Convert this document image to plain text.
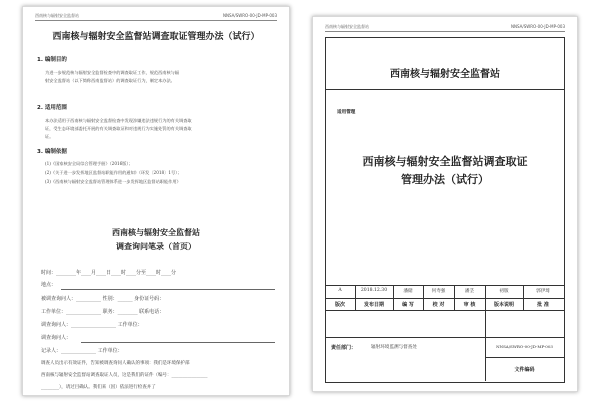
酉南核与辐射安全监督站	NNSA/SWRO-00-JD-MP-003
西南核与辐射安全监督站调查取证管理办法（试行）
1. 编制目的
为进一步规范核与辐射安全监督检查中的调查取证工作，规范西南核与辐
射安全监督站（以下简称西南监督站）的调查取证行为，制定本办法。
2. 适用范围
本办法适用于西南核与辐射安全监督检查中发现涉嫌违法违规行为的有关调查取
证，受生态环境部委托开展的有关调查取证和对违规行为实施处罚的有关调查取
证。
3. 编制依据
(1)《国家核安全局综合管理手册》（2016版）；
(2)《关于进一步发挥地区监督站职能作用的通知》（环发〔2018〕1号）；
(3)《西南核与辐射安全监督站管理体系进一步发挥地区监督站职能作用》
西南核与辐射安全监督站
调查询问笔录（首页）
时间：________年____月____日____时____分至____时____分
地点：
被调查询问人：__________ 性别：______ 身份证号码：
工作单位：______________ 职务：________ 联系电话：
调查询问人：__________________ 工作单位：
调查询问人：
记录人：______________ 工作单位：
调查人员出示有效证件，告知被调查询问人确认的事项：我们是环境保护部
西南核与辐射安全监督站调查取证人员，这是我们的证件（编号：________________
________），请过目确认。我们来（因）依法进行检查并了
西南核与辐射安全监督站	NNSA/SWRO-00-JD-MP-003
西南核与辐射安全监督站
适用管理
西南核与辐射安全监督站调查取证
管理办法（试行）
A	2018.12.30	潘储	何寿强	潘茎	初版	郭伊琦
版次	发布日期	编 写	校 对	审 核	版本说明	批 准
责任部门：	辐射环境监测与督查处	NNSA/SWRO-00-JD-MP-003
文件编码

■ Instructions for the task:
Copy out all lines above that include the string "NNSA".

■ Correct result:
酉南核与辐射安全监督站	NNSA/SWRO-00-JD-MP-003
西南核与辐射安全监督站	NNSA/SWRO-00-JD-MP-003
责任部门：	辐射环境监测与督查处	NNSA/SWRO-00-JD-MP-003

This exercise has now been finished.